Pick out every line in the data below that holds "Output".

> [Supplied material]:

--- start ---

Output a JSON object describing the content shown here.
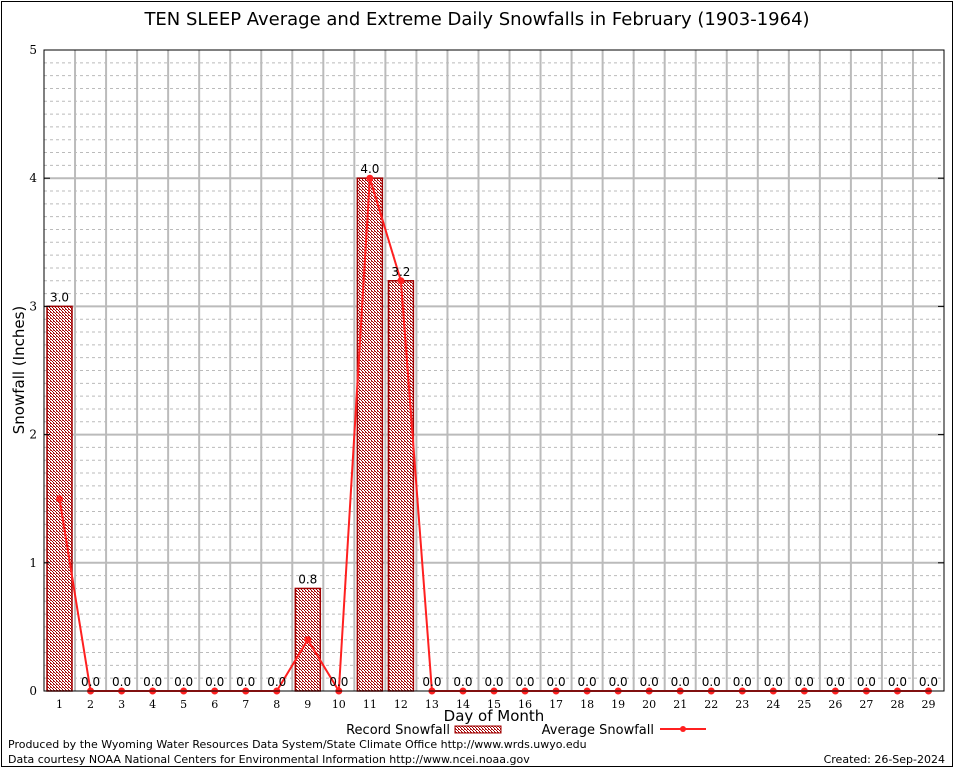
{
  "chart_data": {
    "type": "bar",
    "title": "TEN SLEEP Average and Extreme Daily Snowfalls in February (1903-1964)",
    "xlabel": "Day of Month",
    "ylabel": "Snowfall (Inches)",
    "ylim": [
      0,
      5
    ],
    "yticks": [
      "0",
      "1",
      "2",
      "3",
      "4",
      "5"
    ],
    "categories": [
      "1",
      "2",
      "3",
      "4",
      "5",
      "6",
      "7",
      "8",
      "9",
      "10",
      "11",
      "12",
      "13",
      "14",
      "15",
      "16",
      "17",
      "18",
      "19",
      "20",
      "21",
      "22",
      "23",
      "24",
      "25",
      "26",
      "27",
      "28",
      "29"
    ],
    "series": [
      {
        "name": "Record Snowfall",
        "kind": "bar",
        "color": "#a00000",
        "values": [
          3.0,
          0,
          0,
          0,
          0,
          0,
          0,
          0,
          0.8,
          0,
          4.0,
          3.2,
          0,
          0,
          0,
          0,
          0,
          0,
          0,
          0,
          0,
          0,
          0,
          0,
          0,
          0,
          0,
          0,
          0
        ],
        "labels": [
          "3.0",
          "0.0",
          "0.0",
          "0.0",
          "0.0",
          "0.0",
          "0.0",
          "0.0",
          "0.8",
          "0.0",
          "4.0",
          "3.2",
          "0.0",
          "0.0",
          "0.0",
          "0.0",
          "0.0",
          "0.0",
          "0.0",
          "0.0",
          "0.0",
          "0.0",
          "0.0",
          "0.0",
          "0.0",
          "0.0",
          "0.0",
          "0.0",
          "0.0"
        ]
      },
      {
        "name": "Average Snowfall",
        "kind": "line",
        "color": "#ff2020",
        "values": [
          1.5,
          0,
          0,
          0,
          0,
          0,
          0,
          0,
          0.4,
          0,
          4.0,
          3.2,
          0,
          0,
          0,
          0,
          0,
          0,
          0,
          0,
          0,
          0,
          0,
          0,
          0,
          0,
          0,
          0,
          0
        ]
      }
    ],
    "grid": true,
    "legend": "bottom-center"
  },
  "footer": {
    "produced": "Produced by the Wyoming Water Resources Data System/State Climate Office http://www.wrds.uwyo.edu",
    "courtesy": "Data courtesy NOAA National Centers for Environmental Information http://www.ncei.noaa.gov",
    "created": "Created:  26-Sep-2024"
  }
}
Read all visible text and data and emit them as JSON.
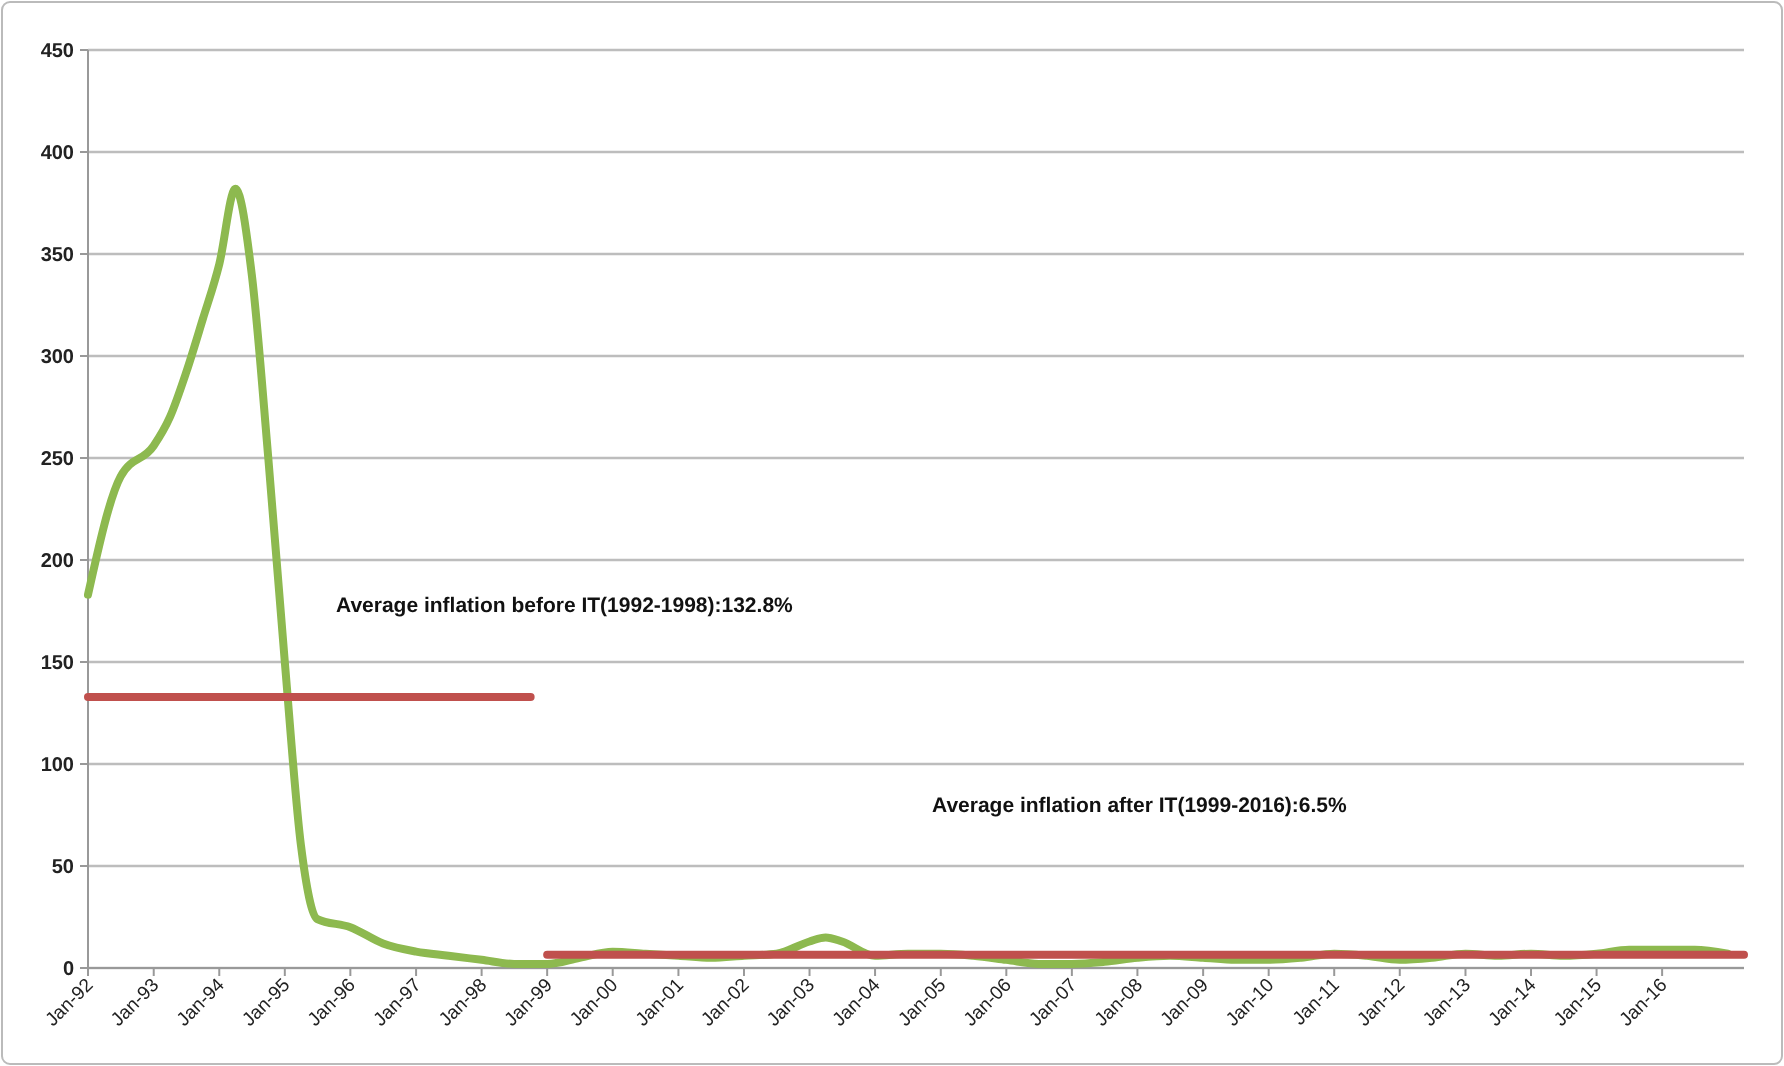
{
  "chart_data": {
    "type": "line",
    "xlim": [
      "1992-01",
      "2017-04"
    ],
    "xticks": [
      {
        "value": "1992-01",
        "label": "Jan-92"
      },
      {
        "value": "1993-01",
        "label": "Jan-93"
      },
      {
        "value": "1994-01",
        "label": "Jan-94"
      },
      {
        "value": "1995-01",
        "label": "Jan-95"
      },
      {
        "value": "1996-01",
        "label": "Jan-96"
      },
      {
        "value": "1997-01",
        "label": "Jan-97"
      },
      {
        "value": "1998-01",
        "label": "Jan-98"
      },
      {
        "value": "1999-01",
        "label": "Jan-99"
      },
      {
        "value": "2000-01",
        "label": "Jan-00"
      },
      {
        "value": "2001-01",
        "label": "Jan-01"
      },
      {
        "value": "2002-01",
        "label": "Jan-02"
      },
      {
        "value": "2003-01",
        "label": "Jan-03"
      },
      {
        "value": "2004-01",
        "label": "Jan-04"
      },
      {
        "value": "2005-01",
        "label": "Jan-05"
      },
      {
        "value": "2006-01",
        "label": "Jan-06"
      },
      {
        "value": "2007-01",
        "label": "Jan-07"
      },
      {
        "value": "2008-01",
        "label": "Jan-08"
      },
      {
        "value": "2009-01",
        "label": "Jan-09"
      },
      {
        "value": "2010-01",
        "label": "Jan-10"
      },
      {
        "value": "2011-01",
        "label": "Jan-11"
      },
      {
        "value": "2012-01",
        "label": "Jan-12"
      },
      {
        "value": "2013-01",
        "label": "Jan-13"
      },
      {
        "value": "2014-01",
        "label": "Jan-14"
      },
      {
        "value": "2015-01",
        "label": "Jan-15"
      },
      {
        "value": "2016-01",
        "label": "Jan-16"
      }
    ],
    "ylim": [
      0,
      450
    ],
    "yticks": [
      0,
      50,
      100,
      150,
      200,
      250,
      300,
      350,
      400,
      450
    ],
    "grid": "y",
    "marker": "none",
    "line_style": "solid",
    "series": [
      {
        "color": "#8db94f",
        "x": [
          "1992-01",
          "1992-07",
          "1993-01",
          "1993-04",
          "1993-07",
          "1993-10",
          "1994-01",
          "1994-04",
          "1994-07",
          "1994-10",
          "1995-01",
          "1995-04",
          "1995-07",
          "1996-01",
          "1996-07",
          "1997-01",
          "1997-07",
          "1998-01",
          "1998-07",
          "1999-01",
          "1999-07",
          "2000-01",
          "2000-07",
          "2001-01",
          "2001-07",
          "2002-01",
          "2002-07",
          "2003-01",
          "2003-04",
          "2003-07",
          "2004-01",
          "2004-07",
          "2005-01",
          "2005-07",
          "2006-01",
          "2006-07",
          "2007-01",
          "2007-07",
          "2008-01",
          "2008-07",
          "2009-01",
          "2009-07",
          "2010-01",
          "2010-07",
          "2011-01",
          "2011-07",
          "2012-01",
          "2012-07",
          "2013-01",
          "2013-07",
          "2014-01",
          "2014-07",
          "2015-01",
          "2015-07",
          "2016-01",
          "2016-07",
          "2017-01"
        ],
        "values": [
          183,
          241,
          256,
          270,
          292,
          318,
          345,
          382,
          340,
          250,
          150,
          60,
          24,
          20,
          12,
          8,
          6,
          4,
          2,
          2,
          5,
          8,
          7,
          6,
          5,
          6,
          7,
          13,
          15,
          13,
          6,
          7,
          7,
          6,
          4,
          2,
          2,
          3,
          5,
          6,
          5,
          4,
          4,
          5,
          7,
          6,
          4,
          5,
          7,
          6,
          7,
          6,
          7,
          9,
          9,
          9,
          7
        ]
      },
      {
        "color": "#c0504d",
        "x": [
          "1992-01",
          "1998-10"
        ],
        "values": [
          132.8,
          132.8
        ]
      },
      {
        "color": "#c0504d",
        "x": [
          "1999-01",
          "2017-04"
        ],
        "values": [
          6.5,
          6.5
        ]
      }
    ],
    "annotations": [
      "Average inflation before IT(1992-1998):132.8%",
      "Average inflation after IT(1999-2016):6.5%"
    ]
  }
}
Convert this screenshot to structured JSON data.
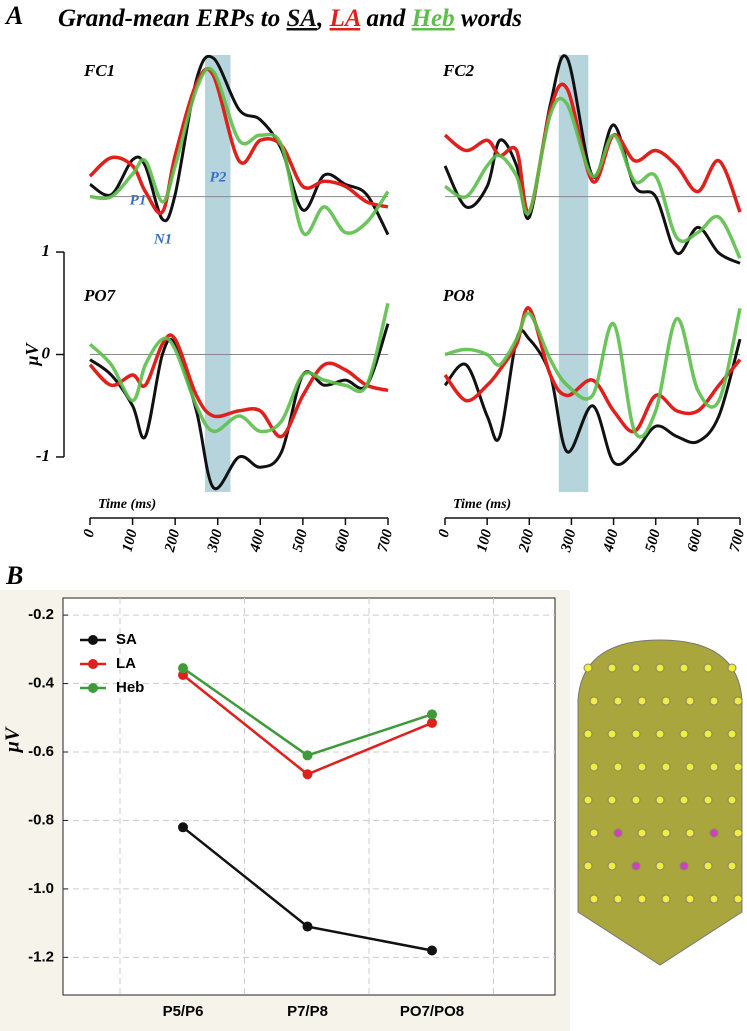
{
  "figure": {
    "panel_a_label": "A",
    "title_parts": [
      "Grand-mean ERPs to ",
      "SA",
      ", ",
      "LA",
      " and ",
      "Heb",
      " words"
    ],
    "panel_b_label": "B"
  },
  "chart_data": [
    {
      "type": "erp",
      "title": "FC1",
      "x": [
        0,
        50,
        100,
        130,
        170,
        200,
        250,
        290,
        350,
        400,
        450,
        500,
        550,
        600,
        650,
        700
      ],
      "xlim": [
        0,
        700
      ],
      "ylim": [
        -0.52,
        1.43
      ],
      "reference_line": 0,
      "highlight": [
        270,
        330
      ],
      "annotations": [
        "P1",
        "N1",
        "P2"
      ],
      "series": [
        {
          "name": "SA",
          "color": "#111111",
          "values": [
            0.12,
            0.02,
            0.36,
            0.3,
            -0.22,
            0.02,
            1.14,
            1.35,
            0.85,
            0.75,
            0.46,
            -0.13,
            0.21,
            0.12,
            0.02,
            -0.37
          ]
        },
        {
          "name": "LA",
          "color": "#e0201c",
          "values": [
            0.2,
            0.38,
            0.3,
            0.05,
            -0.15,
            0.4,
            1.1,
            1.18,
            0.35,
            0.55,
            0.5,
            0.1,
            0.15,
            0.1,
            -0.05,
            -0.1
          ]
        },
        {
          "name": "Heb",
          "color": "#5cbf4a",
          "values": [
            0.0,
            0.0,
            0.22,
            0.35,
            -0.05,
            0.3,
            1.05,
            1.22,
            0.55,
            0.6,
            0.5,
            -0.35,
            -0.1,
            -0.35,
            -0.25,
            0.05
          ]
        }
      ]
    },
    {
      "type": "erp",
      "title": "FC2",
      "x": [
        0,
        50,
        100,
        130,
        170,
        200,
        250,
        290,
        350,
        400,
        450,
        500,
        550,
        600,
        650,
        700
      ],
      "xlim": [
        0,
        700
      ],
      "ylim": [
        -0.52,
        1.43
      ],
      "reference_line": 0,
      "highlight": [
        270,
        340
      ],
      "series": [
        {
          "name": "SA",
          "color": "#111111",
          "values": [
            0.3,
            -0.1,
            0.1,
            0.55,
            0.3,
            -0.2,
            0.9,
            1.35,
            0.2,
            0.7,
            0.1,
            0.0,
            -0.55,
            -0.3,
            -0.55,
            -0.65
          ]
        },
        {
          "name": "LA",
          "color": "#e0201c",
          "values": [
            0.6,
            0.45,
            0.55,
            0.4,
            0.45,
            -0.15,
            0.85,
            1.05,
            0.15,
            0.6,
            0.35,
            0.45,
            0.3,
            0.05,
            0.35,
            -0.15
          ]
        },
        {
          "name": "Heb",
          "color": "#5cbf4a",
          "values": [
            0.1,
            0.0,
            0.3,
            0.4,
            0.2,
            -0.15,
            0.8,
            0.9,
            0.2,
            0.6,
            0.15,
            0.2,
            -0.4,
            -0.35,
            -0.2,
            -0.6
          ]
        }
      ]
    },
    {
      "type": "erp",
      "title": "PO7",
      "x": [
        0,
        50,
        100,
        130,
        170,
        200,
        250,
        290,
        350,
        400,
        450,
        500,
        550,
        600,
        650,
        700
      ],
      "xlim": [
        0,
        700
      ],
      "ylim": [
        -1.42,
        1.02
      ],
      "reference_line": 0,
      "highlight": [
        270,
        330
      ],
      "yticks": [
        -1,
        0,
        1
      ],
      "ylabel": "μV",
      "xticks": [
        0,
        100,
        200,
        300,
        400,
        500,
        600,
        700
      ],
      "xlabel": "Time (ms)",
      "series": [
        {
          "name": "SA",
          "color": "#111111",
          "values": [
            -0.05,
            -0.2,
            -0.5,
            -0.8,
            0.0,
            0.1,
            -0.55,
            -1.3,
            -1.0,
            -1.1,
            -0.95,
            -0.2,
            -0.3,
            -0.25,
            -0.3,
            0.3
          ]
        },
        {
          "name": "LA",
          "color": "#e0201c",
          "values": [
            -0.1,
            -0.3,
            -0.2,
            -0.3,
            0.1,
            0.15,
            -0.4,
            -0.6,
            -0.55,
            -0.55,
            -0.8,
            -0.4,
            -0.1,
            -0.15,
            -0.3,
            -0.35
          ]
        },
        {
          "name": "Heb",
          "color": "#5cbf4a",
          "values": [
            0.1,
            -0.1,
            -0.45,
            -0.1,
            0.15,
            0.05,
            -0.5,
            -0.75,
            -0.6,
            -0.75,
            -0.65,
            -0.2,
            -0.25,
            -0.3,
            -0.3,
            0.5
          ]
        }
      ]
    },
    {
      "type": "erp",
      "title": "PO8",
      "x": [
        0,
        50,
        100,
        130,
        170,
        200,
        250,
        290,
        350,
        400,
        450,
        500,
        550,
        600,
        650,
        700
      ],
      "xlim": [
        0,
        700
      ],
      "ylim": [
        -1.42,
        1.02
      ],
      "reference_line": 0,
      "highlight": [
        270,
        340
      ],
      "xticks": [
        0,
        100,
        200,
        300,
        400,
        500,
        600,
        700
      ],
      "xlabel": "Time (ms)",
      "series": [
        {
          "name": "SA",
          "color": "#111111",
          "values": [
            -0.3,
            -0.1,
            -0.6,
            -0.8,
            0.15,
            0.15,
            -0.2,
            -0.95,
            -0.5,
            -1.05,
            -0.95,
            -0.7,
            -0.8,
            -0.85,
            -0.6,
            0.15
          ]
        },
        {
          "name": "LA",
          "color": "#e0201c",
          "values": [
            -0.2,
            -0.45,
            -0.3,
            -0.15,
            0.1,
            0.45,
            -0.2,
            -0.4,
            -0.25,
            -0.55,
            -0.75,
            -0.4,
            -0.55,
            -0.55,
            -0.3,
            -0.05
          ]
        },
        {
          "name": "Heb",
          "color": "#5cbf4a",
          "values": [
            0.0,
            0.05,
            0.0,
            -0.1,
            0.15,
            0.4,
            -0.05,
            -0.3,
            -0.4,
            0.3,
            -0.75,
            -0.55,
            0.35,
            -0.35,
            -0.45,
            0.45
          ]
        }
      ]
    },
    {
      "type": "line",
      "categories": [
        "P5/P6",
        "P7/P8",
        "PO7/PO8"
      ],
      "ylabel": "μV",
      "ylim": [
        -1.31,
        -0.15
      ],
      "yticks": [
        -0.2,
        -0.4,
        -0.6,
        -0.8,
        {
          "value": -1,
          "label": "-1.0"
        },
        -1.2
      ],
      "grid": true,
      "legend": "upper left",
      "series": [
        {
          "name": "SA",
          "color": "#111111",
          "values": [
            -0.82,
            -1.11,
            -1.18
          ]
        },
        {
          "name": "LA",
          "color": "#e0201c",
          "values": [
            -0.375,
            -0.665,
            -0.515
          ]
        },
        {
          "name": "Heb",
          "color": "#3f9a3a",
          "values": [
            -0.355,
            -0.61,
            -0.49
          ]
        }
      ]
    }
  ]
}
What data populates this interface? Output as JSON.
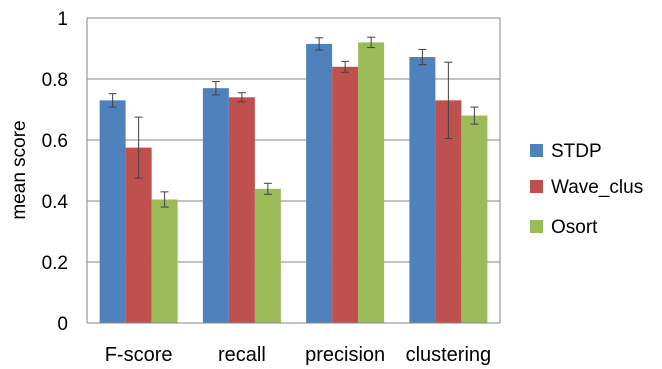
{
  "chart_data": {
    "type": "bar",
    "title": "",
    "xlabel": "",
    "ylabel": "mean score",
    "ylim": [
      0,
      1
    ],
    "yticks": [
      "0",
      "0.2",
      "0.4",
      "0.6",
      "0.8",
      "1"
    ],
    "grid": true,
    "legend_position": "right",
    "categories": [
      "F-score",
      "recall",
      "precision",
      "clustering"
    ],
    "series": [
      {
        "name": "STDP",
        "color": "#4f81bd",
        "values": [
          0.73,
          0.77,
          0.915,
          0.872
        ],
        "errors": [
          0.022,
          0.022,
          0.02,
          0.025
        ]
      },
      {
        "name": "Wave_clus",
        "color": "#c0504d",
        "values": [
          0.575,
          0.74,
          0.84,
          0.73
        ],
        "errors": [
          0.1,
          0.015,
          0.018,
          0.125
        ]
      },
      {
        "name": "Osort",
        "color": "#9bbb59",
        "values": [
          0.405,
          0.44,
          0.92,
          0.68
        ],
        "errors": [
          0.025,
          0.018,
          0.017,
          0.028
        ]
      }
    ]
  }
}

--- end ---

> [Solution to the problem]:
Output a JSON object describing the content shown here.
What data populates this interface? Output as JSON.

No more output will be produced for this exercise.